◆ **Data provided**:

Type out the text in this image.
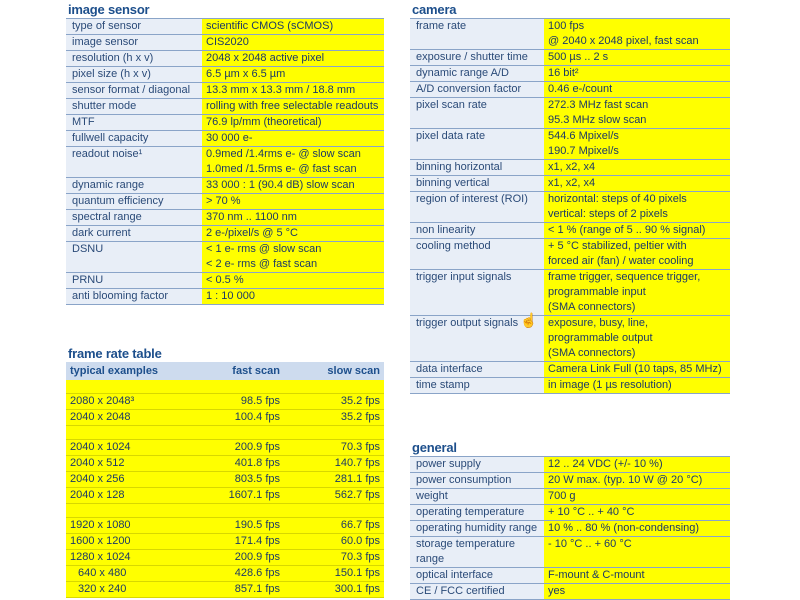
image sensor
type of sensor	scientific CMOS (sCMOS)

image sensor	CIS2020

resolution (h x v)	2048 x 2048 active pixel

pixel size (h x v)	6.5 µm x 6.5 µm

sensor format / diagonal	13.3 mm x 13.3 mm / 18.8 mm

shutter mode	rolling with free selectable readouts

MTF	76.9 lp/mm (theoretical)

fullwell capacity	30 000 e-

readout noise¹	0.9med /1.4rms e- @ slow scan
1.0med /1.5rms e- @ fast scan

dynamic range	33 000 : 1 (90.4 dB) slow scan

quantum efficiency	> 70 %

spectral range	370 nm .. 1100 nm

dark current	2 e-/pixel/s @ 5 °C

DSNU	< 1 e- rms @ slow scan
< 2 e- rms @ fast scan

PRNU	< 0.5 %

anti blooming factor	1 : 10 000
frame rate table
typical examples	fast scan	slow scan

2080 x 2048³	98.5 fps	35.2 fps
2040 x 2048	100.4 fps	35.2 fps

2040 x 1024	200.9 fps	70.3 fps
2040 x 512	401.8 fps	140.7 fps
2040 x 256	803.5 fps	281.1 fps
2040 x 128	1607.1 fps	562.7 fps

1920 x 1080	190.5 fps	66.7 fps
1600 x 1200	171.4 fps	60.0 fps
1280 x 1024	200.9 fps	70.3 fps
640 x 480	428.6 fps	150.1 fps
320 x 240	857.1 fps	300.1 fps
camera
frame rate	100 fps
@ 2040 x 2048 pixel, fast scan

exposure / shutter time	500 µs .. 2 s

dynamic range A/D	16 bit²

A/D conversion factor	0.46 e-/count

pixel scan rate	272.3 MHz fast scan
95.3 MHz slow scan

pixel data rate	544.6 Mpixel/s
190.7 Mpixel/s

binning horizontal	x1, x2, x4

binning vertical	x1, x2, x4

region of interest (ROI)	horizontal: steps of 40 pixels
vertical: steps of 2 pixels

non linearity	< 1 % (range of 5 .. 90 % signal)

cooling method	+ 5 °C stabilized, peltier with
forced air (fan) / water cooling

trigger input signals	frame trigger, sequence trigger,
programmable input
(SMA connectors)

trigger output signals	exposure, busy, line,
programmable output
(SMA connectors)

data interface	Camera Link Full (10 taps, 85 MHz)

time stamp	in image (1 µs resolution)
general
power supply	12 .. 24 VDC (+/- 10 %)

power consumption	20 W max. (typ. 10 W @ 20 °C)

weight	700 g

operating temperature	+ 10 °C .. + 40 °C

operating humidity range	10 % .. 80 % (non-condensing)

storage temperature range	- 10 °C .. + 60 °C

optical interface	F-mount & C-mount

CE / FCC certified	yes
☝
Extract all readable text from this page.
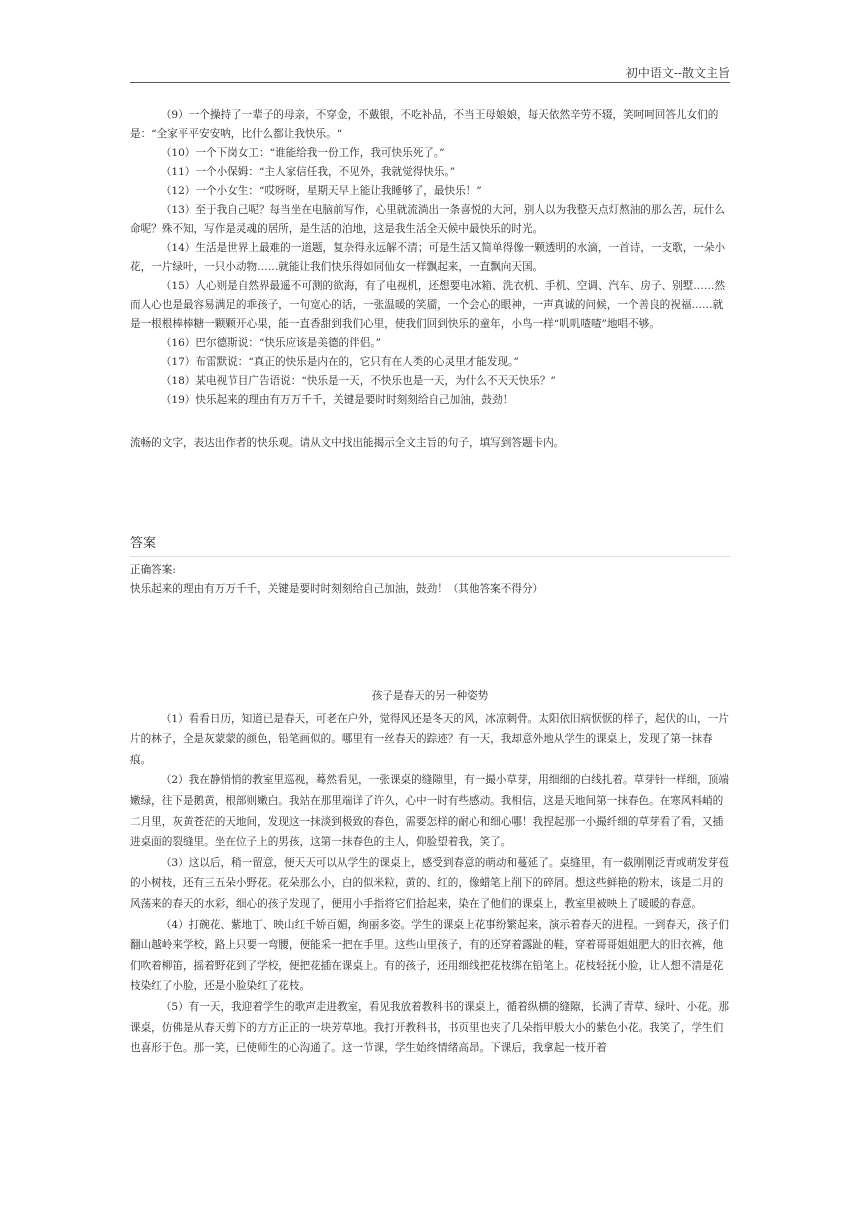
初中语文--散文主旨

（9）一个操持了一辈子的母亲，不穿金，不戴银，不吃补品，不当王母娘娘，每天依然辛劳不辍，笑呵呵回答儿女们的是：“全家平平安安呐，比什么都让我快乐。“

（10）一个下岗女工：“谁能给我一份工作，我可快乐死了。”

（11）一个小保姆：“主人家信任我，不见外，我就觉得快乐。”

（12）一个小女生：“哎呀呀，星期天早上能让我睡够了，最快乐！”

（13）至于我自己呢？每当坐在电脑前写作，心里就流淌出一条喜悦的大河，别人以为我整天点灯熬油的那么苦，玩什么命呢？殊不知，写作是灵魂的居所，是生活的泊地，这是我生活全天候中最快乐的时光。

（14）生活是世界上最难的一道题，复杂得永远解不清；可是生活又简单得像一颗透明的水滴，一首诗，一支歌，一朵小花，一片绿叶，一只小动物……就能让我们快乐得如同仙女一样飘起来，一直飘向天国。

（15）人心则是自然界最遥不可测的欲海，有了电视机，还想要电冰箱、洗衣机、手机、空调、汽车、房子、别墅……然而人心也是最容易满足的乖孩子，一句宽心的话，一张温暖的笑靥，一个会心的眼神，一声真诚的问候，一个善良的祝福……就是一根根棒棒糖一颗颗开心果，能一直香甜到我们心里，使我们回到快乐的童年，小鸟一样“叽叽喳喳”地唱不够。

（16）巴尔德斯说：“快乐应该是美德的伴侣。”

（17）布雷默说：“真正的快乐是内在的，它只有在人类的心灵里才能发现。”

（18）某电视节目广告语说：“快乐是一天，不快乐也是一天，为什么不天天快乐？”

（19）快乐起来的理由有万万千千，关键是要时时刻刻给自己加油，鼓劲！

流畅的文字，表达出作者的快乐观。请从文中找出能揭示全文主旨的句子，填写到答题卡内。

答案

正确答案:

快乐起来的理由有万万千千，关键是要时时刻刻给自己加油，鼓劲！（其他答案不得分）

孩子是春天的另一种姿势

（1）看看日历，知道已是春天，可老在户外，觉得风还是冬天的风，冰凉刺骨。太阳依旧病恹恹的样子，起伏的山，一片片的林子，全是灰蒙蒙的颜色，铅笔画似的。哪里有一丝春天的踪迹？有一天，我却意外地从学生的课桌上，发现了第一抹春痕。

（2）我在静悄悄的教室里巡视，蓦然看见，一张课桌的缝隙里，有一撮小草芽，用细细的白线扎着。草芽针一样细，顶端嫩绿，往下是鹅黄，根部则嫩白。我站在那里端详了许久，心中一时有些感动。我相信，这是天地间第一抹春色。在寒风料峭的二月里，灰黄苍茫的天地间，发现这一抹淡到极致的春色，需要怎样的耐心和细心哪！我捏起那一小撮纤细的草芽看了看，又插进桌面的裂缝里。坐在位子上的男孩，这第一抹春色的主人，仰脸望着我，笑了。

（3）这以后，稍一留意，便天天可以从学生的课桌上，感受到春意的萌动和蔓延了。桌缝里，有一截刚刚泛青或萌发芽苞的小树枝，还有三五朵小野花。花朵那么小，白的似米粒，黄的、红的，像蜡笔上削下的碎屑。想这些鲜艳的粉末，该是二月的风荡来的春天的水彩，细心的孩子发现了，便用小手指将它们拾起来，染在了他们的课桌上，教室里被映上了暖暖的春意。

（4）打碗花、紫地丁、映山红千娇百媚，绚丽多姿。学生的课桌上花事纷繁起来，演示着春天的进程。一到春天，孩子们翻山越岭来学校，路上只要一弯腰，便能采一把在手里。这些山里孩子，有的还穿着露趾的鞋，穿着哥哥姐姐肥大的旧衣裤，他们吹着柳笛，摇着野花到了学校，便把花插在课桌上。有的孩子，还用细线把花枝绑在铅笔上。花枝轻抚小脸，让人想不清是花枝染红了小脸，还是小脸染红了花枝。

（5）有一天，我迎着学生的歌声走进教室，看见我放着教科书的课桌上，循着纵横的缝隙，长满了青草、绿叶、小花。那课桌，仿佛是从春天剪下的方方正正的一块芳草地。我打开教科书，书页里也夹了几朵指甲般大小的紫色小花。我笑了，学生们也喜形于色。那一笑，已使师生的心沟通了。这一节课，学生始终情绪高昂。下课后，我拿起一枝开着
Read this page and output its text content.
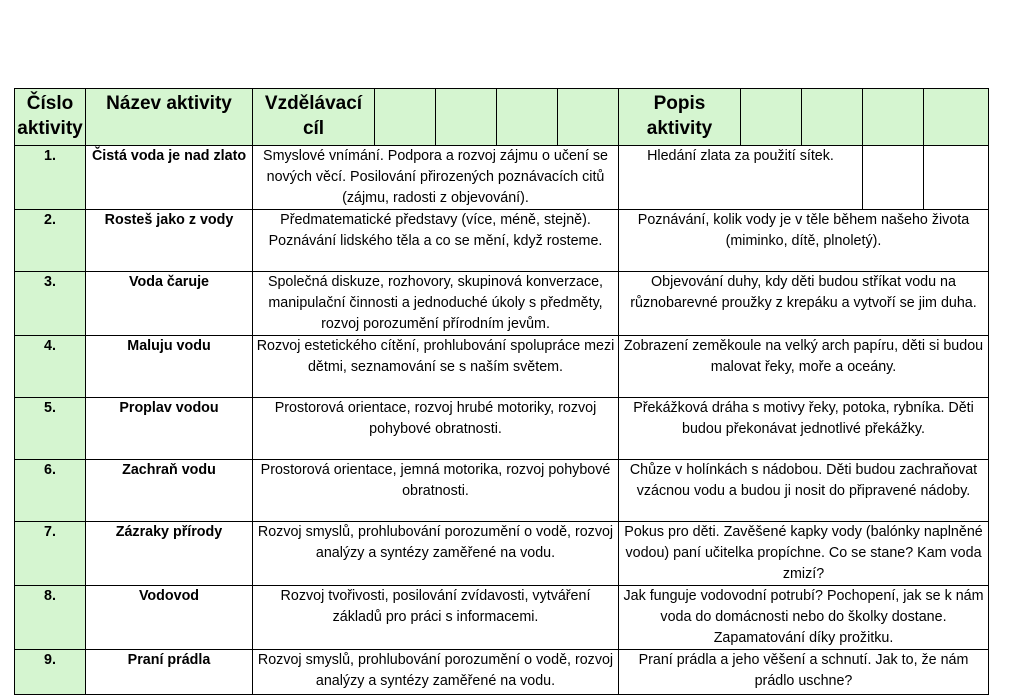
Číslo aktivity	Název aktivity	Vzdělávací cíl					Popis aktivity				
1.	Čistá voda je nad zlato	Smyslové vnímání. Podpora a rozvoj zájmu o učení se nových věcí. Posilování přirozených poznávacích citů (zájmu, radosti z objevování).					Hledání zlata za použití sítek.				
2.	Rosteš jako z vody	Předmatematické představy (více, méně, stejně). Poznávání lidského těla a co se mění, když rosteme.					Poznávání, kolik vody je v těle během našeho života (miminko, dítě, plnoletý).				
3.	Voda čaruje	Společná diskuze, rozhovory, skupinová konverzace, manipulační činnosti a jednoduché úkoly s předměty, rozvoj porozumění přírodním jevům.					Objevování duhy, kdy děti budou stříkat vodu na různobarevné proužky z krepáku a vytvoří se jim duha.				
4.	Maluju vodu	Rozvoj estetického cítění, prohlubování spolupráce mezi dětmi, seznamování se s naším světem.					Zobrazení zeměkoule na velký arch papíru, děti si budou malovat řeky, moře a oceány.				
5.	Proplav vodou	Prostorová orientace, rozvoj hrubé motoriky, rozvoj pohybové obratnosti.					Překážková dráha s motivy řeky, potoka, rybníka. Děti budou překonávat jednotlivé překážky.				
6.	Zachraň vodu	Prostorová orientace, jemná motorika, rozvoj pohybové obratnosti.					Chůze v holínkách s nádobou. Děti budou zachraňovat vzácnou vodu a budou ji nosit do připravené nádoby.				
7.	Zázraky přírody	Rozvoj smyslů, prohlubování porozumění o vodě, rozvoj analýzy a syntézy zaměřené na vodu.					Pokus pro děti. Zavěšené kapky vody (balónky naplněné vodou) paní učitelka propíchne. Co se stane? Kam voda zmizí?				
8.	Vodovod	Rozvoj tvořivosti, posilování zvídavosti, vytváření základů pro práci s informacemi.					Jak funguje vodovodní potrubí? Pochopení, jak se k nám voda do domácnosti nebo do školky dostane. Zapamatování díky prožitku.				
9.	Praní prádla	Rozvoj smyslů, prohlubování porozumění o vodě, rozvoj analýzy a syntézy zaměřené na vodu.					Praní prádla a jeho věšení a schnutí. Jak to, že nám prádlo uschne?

◆ **The task**:
Where a line contains "interface", copy that line.

◆ **Finished answer**:
data interface	Camera Link Full (10 taps, 85 MHz)
optical interface	F-mount & C-mount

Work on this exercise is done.